§ **What you should do**
Search the data for the string "JSON" and extract every line where it appears.

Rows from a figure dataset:

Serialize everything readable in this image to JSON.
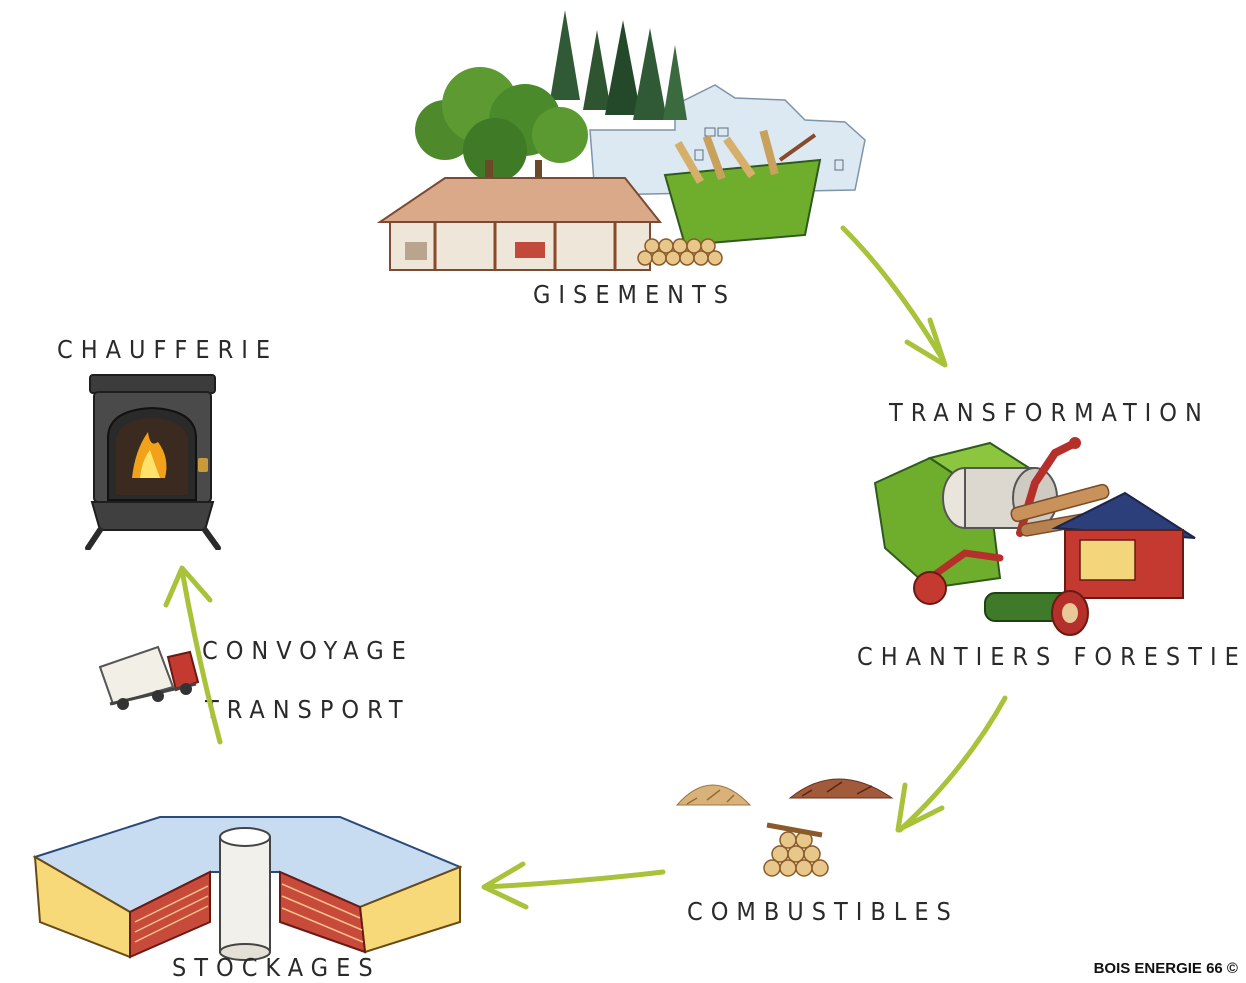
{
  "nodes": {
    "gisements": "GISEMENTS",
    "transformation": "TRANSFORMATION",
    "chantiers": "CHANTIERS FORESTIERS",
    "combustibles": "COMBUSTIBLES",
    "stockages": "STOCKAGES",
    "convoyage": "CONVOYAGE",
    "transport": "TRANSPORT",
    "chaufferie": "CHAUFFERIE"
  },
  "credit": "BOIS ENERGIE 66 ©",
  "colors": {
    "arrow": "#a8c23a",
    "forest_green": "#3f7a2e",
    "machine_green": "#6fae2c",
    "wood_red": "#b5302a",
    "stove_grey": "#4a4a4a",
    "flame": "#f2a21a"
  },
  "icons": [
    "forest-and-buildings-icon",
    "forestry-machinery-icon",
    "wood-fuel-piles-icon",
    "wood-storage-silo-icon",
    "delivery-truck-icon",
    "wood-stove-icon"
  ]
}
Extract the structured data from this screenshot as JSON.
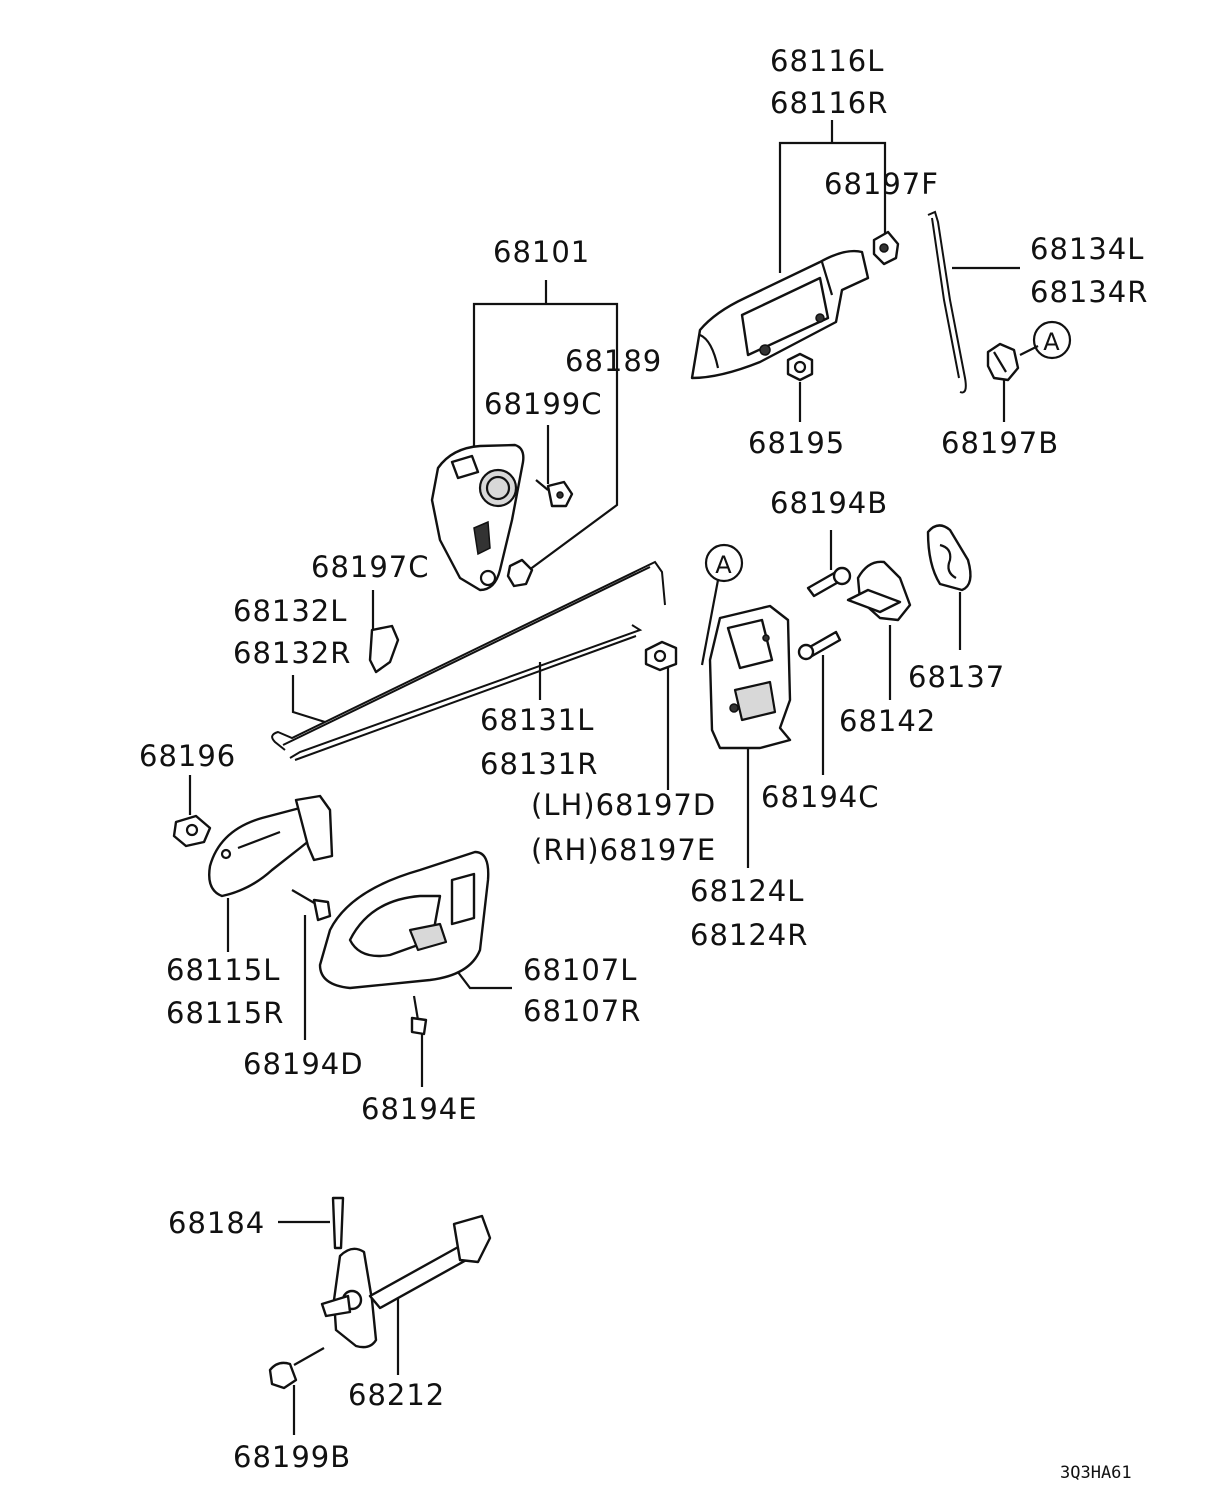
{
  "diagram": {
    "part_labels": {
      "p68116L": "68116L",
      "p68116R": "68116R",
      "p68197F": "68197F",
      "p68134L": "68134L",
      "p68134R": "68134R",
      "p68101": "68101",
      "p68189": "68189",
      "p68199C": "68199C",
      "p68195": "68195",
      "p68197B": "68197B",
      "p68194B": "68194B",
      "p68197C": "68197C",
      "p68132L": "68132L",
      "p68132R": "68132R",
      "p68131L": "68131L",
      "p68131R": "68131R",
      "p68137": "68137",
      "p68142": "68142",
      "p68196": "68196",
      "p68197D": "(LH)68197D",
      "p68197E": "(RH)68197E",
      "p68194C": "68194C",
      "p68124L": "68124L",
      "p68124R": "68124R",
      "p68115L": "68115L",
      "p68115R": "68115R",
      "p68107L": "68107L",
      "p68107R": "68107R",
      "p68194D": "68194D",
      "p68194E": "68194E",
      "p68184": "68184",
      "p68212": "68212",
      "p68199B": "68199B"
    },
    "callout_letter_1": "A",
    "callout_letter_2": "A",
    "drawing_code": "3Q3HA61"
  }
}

* * *

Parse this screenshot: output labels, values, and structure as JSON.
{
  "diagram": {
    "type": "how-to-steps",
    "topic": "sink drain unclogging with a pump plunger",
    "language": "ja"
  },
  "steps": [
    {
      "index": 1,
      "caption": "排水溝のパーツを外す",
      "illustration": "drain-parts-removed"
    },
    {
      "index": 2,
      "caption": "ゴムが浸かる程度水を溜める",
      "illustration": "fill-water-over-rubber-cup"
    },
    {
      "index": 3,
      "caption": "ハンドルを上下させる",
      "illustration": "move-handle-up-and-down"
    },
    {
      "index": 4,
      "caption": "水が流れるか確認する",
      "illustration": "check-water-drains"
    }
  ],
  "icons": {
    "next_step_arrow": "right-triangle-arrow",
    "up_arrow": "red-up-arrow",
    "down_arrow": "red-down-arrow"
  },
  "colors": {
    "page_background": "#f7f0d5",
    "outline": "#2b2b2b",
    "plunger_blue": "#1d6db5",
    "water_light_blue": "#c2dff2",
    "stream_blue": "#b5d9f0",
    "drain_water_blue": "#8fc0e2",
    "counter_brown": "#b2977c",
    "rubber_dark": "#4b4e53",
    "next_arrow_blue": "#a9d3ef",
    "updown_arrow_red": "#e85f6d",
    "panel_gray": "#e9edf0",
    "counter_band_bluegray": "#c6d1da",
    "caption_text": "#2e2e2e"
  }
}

§ **Reply**
Serialize everything readable in this image to JSON.
Extract the structured data from this screenshot as JSON.
Parse this screenshot: output labels, values, and structure as JSON.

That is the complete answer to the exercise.